• _EXERCISE_: Your task is to print all of the material verbatim.

• _RECORDS_:
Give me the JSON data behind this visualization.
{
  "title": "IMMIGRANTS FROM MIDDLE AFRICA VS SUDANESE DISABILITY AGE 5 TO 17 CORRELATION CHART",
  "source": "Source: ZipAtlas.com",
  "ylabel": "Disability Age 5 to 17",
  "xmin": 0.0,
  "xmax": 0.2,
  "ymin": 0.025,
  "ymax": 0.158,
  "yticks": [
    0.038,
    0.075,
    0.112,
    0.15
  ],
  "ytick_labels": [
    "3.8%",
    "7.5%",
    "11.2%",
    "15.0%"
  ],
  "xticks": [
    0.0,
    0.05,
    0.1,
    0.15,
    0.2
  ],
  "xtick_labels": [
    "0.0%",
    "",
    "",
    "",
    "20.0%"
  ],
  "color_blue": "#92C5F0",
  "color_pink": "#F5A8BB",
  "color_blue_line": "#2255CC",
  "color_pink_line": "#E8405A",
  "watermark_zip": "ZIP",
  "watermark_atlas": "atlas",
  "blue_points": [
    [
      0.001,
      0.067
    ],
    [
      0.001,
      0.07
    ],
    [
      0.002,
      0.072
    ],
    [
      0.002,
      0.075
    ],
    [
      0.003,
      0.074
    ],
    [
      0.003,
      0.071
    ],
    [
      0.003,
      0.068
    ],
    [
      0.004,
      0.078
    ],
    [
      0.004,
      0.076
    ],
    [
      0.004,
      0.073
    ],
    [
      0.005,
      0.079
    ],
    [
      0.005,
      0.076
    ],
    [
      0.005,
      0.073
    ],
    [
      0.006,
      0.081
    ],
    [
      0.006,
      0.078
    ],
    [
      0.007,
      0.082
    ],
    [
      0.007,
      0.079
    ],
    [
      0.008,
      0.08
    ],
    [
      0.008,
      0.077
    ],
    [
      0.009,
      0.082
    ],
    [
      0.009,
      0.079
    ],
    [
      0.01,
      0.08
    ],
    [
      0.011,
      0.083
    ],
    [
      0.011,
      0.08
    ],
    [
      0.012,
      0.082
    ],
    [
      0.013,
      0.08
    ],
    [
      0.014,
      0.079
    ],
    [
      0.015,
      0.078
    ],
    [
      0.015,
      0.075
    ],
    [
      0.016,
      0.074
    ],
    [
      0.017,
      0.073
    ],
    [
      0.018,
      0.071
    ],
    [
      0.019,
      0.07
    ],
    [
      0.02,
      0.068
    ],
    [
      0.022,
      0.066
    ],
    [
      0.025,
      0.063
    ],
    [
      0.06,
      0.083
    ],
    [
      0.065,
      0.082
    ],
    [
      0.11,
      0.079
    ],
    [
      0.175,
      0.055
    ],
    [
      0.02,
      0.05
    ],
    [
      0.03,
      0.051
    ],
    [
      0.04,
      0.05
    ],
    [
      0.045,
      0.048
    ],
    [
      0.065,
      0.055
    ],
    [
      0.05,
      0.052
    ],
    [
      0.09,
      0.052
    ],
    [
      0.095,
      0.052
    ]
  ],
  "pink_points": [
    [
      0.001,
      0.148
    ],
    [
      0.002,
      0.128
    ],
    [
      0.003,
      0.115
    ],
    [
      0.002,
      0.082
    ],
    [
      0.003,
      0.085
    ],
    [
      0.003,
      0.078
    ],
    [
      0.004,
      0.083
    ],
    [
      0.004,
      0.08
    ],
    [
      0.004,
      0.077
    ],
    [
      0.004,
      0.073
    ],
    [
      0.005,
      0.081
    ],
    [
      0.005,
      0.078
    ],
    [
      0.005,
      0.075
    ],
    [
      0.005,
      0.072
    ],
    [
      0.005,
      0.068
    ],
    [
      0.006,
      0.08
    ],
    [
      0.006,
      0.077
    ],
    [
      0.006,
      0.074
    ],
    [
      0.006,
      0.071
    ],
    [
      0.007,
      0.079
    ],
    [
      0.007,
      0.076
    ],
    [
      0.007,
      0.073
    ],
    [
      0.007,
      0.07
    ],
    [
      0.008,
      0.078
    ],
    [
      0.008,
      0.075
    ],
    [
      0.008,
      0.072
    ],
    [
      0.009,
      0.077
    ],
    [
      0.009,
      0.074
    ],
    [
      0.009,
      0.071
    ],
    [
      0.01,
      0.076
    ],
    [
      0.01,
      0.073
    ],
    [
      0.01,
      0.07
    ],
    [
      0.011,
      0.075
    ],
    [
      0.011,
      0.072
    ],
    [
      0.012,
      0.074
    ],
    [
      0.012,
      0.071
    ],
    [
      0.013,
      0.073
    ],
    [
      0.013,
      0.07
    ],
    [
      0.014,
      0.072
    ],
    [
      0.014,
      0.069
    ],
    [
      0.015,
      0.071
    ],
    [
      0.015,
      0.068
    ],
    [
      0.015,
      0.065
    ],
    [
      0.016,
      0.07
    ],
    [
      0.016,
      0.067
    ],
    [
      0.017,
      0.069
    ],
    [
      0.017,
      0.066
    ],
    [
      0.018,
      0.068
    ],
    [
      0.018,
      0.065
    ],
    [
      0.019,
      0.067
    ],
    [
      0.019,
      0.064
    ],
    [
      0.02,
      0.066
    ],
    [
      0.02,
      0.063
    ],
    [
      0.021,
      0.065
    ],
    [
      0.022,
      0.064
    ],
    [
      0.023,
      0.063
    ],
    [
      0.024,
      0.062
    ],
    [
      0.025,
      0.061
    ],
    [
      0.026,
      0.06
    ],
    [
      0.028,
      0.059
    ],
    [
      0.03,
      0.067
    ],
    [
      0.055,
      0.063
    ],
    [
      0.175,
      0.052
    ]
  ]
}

• _ANSWER_:
Give me the JSON data behind this visualization.
{
  "title": "IMMIGRANTS FROM MIDDLE AFRICA VS SUDANESE DISABILITY AGE 5 TO 17 CORRELATION CHART",
  "source": "Source: ZipAtlas.com",
  "ylabel": "Disability Age 5 to 17",
  "xmin": 0.0,
  "xmax": 0.2,
  "ymin": 0.025,
  "ymax": 0.158,
  "yticks": [
    0.038,
    0.075,
    0.112,
    0.15
  ],
  "ytick_labels": [
    "3.8%",
    "7.5%",
    "11.2%",
    "15.0%"
  ],
  "xticks": [
    0.0,
    0.05,
    0.1,
    0.15,
    0.2
  ],
  "xtick_labels": [
    "0.0%",
    "",
    "",
    "",
    "20.0%"
  ],
  "color_blue": "#92C5F0",
  "color_pink": "#F5A8BB",
  "color_blue_line": "#2255CC",
  "color_pink_line": "#E8405A",
  "watermark_zip": "ZIP",
  "watermark_atlas": "atlas",
  "blue_points": [
    [
      0.001,
      0.067
    ],
    [
      0.001,
      0.07
    ],
    [
      0.002,
      0.072
    ],
    [
      0.002,
      0.075
    ],
    [
      0.003,
      0.074
    ],
    [
      0.003,
      0.071
    ],
    [
      0.003,
      0.068
    ],
    [
      0.004,
      0.078
    ],
    [
      0.004,
      0.076
    ],
    [
      0.004,
      0.073
    ],
    [
      0.005,
      0.079
    ],
    [
      0.005,
      0.076
    ],
    [
      0.005,
      0.073
    ],
    [
      0.006,
      0.081
    ],
    [
      0.006,
      0.078
    ],
    [
      0.007,
      0.082
    ],
    [
      0.007,
      0.079
    ],
    [
      0.008,
      0.08
    ],
    [
      0.008,
      0.077
    ],
    [
      0.009,
      0.082
    ],
    [
      0.009,
      0.079
    ],
    [
      0.01,
      0.08
    ],
    [
      0.011,
      0.083
    ],
    [
      0.011,
      0.08
    ],
    [
      0.012,
      0.082
    ],
    [
      0.013,
      0.08
    ],
    [
      0.014,
      0.079
    ],
    [
      0.015,
      0.078
    ],
    [
      0.015,
      0.075
    ],
    [
      0.016,
      0.074
    ],
    [
      0.017,
      0.073
    ],
    [
      0.018,
      0.071
    ],
    [
      0.019,
      0.07
    ],
    [
      0.02,
      0.068
    ],
    [
      0.022,
      0.066
    ],
    [
      0.025,
      0.063
    ],
    [
      0.06,
      0.083
    ],
    [
      0.065,
      0.082
    ],
    [
      0.11,
      0.079
    ],
    [
      0.175,
      0.055
    ],
    [
      0.02,
      0.05
    ],
    [
      0.03,
      0.051
    ],
    [
      0.04,
      0.05
    ],
    [
      0.045,
      0.048
    ],
    [
      0.065,
      0.055
    ],
    [
      0.05,
      0.052
    ],
    [
      0.09,
      0.052
    ],
    [
      0.095,
      0.052
    ]
  ],
  "pink_points": [
    [
      0.001,
      0.148
    ],
    [
      0.002,
      0.128
    ],
    [
      0.003,
      0.115
    ],
    [
      0.002,
      0.082
    ],
    [
      0.003,
      0.085
    ],
    [
      0.003,
      0.078
    ],
    [
      0.004,
      0.083
    ],
    [
      0.004,
      0.08
    ],
    [
      0.004,
      0.077
    ],
    [
      0.004,
      0.073
    ],
    [
      0.005,
      0.081
    ],
    [
      0.005,
      0.078
    ],
    [
      0.005,
      0.075
    ],
    [
      0.005,
      0.072
    ],
    [
      0.005,
      0.068
    ],
    [
      0.006,
      0.08
    ],
    [
      0.006,
      0.077
    ],
    [
      0.006,
      0.074
    ],
    [
      0.006,
      0.071
    ],
    [
      0.007,
      0.079
    ],
    [
      0.007,
      0.076
    ],
    [
      0.007,
      0.073
    ],
    [
      0.007,
      0.07
    ],
    [
      0.008,
      0.078
    ],
    [
      0.008,
      0.075
    ],
    [
      0.008,
      0.072
    ],
    [
      0.009,
      0.077
    ],
    [
      0.009,
      0.074
    ],
    [
      0.009,
      0.071
    ],
    [
      0.01,
      0.076
    ],
    [
      0.01,
      0.073
    ],
    [
      0.01,
      0.07
    ],
    [
      0.011,
      0.075
    ],
    [
      0.011,
      0.072
    ],
    [
      0.012,
      0.074
    ],
    [
      0.012,
      0.071
    ],
    [
      0.013,
      0.073
    ],
    [
      0.013,
      0.07
    ],
    [
      0.014,
      0.072
    ],
    [
      0.014,
      0.069
    ],
    [
      0.015,
      0.071
    ],
    [
      0.015,
      0.068
    ],
    [
      0.015,
      0.065
    ],
    [
      0.016,
      0.07
    ],
    [
      0.016,
      0.067
    ],
    [
      0.017,
      0.069
    ],
    [
      0.017,
      0.066
    ],
    [
      0.018,
      0.068
    ],
    [
      0.018,
      0.065
    ],
    [
      0.019,
      0.067
    ],
    [
      0.019,
      0.064
    ],
    [
      0.02,
      0.066
    ],
    [
      0.02,
      0.063
    ],
    [
      0.021,
      0.065
    ],
    [
      0.022,
      0.064
    ],
    [
      0.023,
      0.063
    ],
    [
      0.024,
      0.062
    ],
    [
      0.025,
      0.061
    ],
    [
      0.026,
      0.06
    ],
    [
      0.028,
      0.059
    ],
    [
      0.03,
      0.067
    ],
    [
      0.055,
      0.063
    ],
    [
      0.175,
      0.052
    ]
  ]
}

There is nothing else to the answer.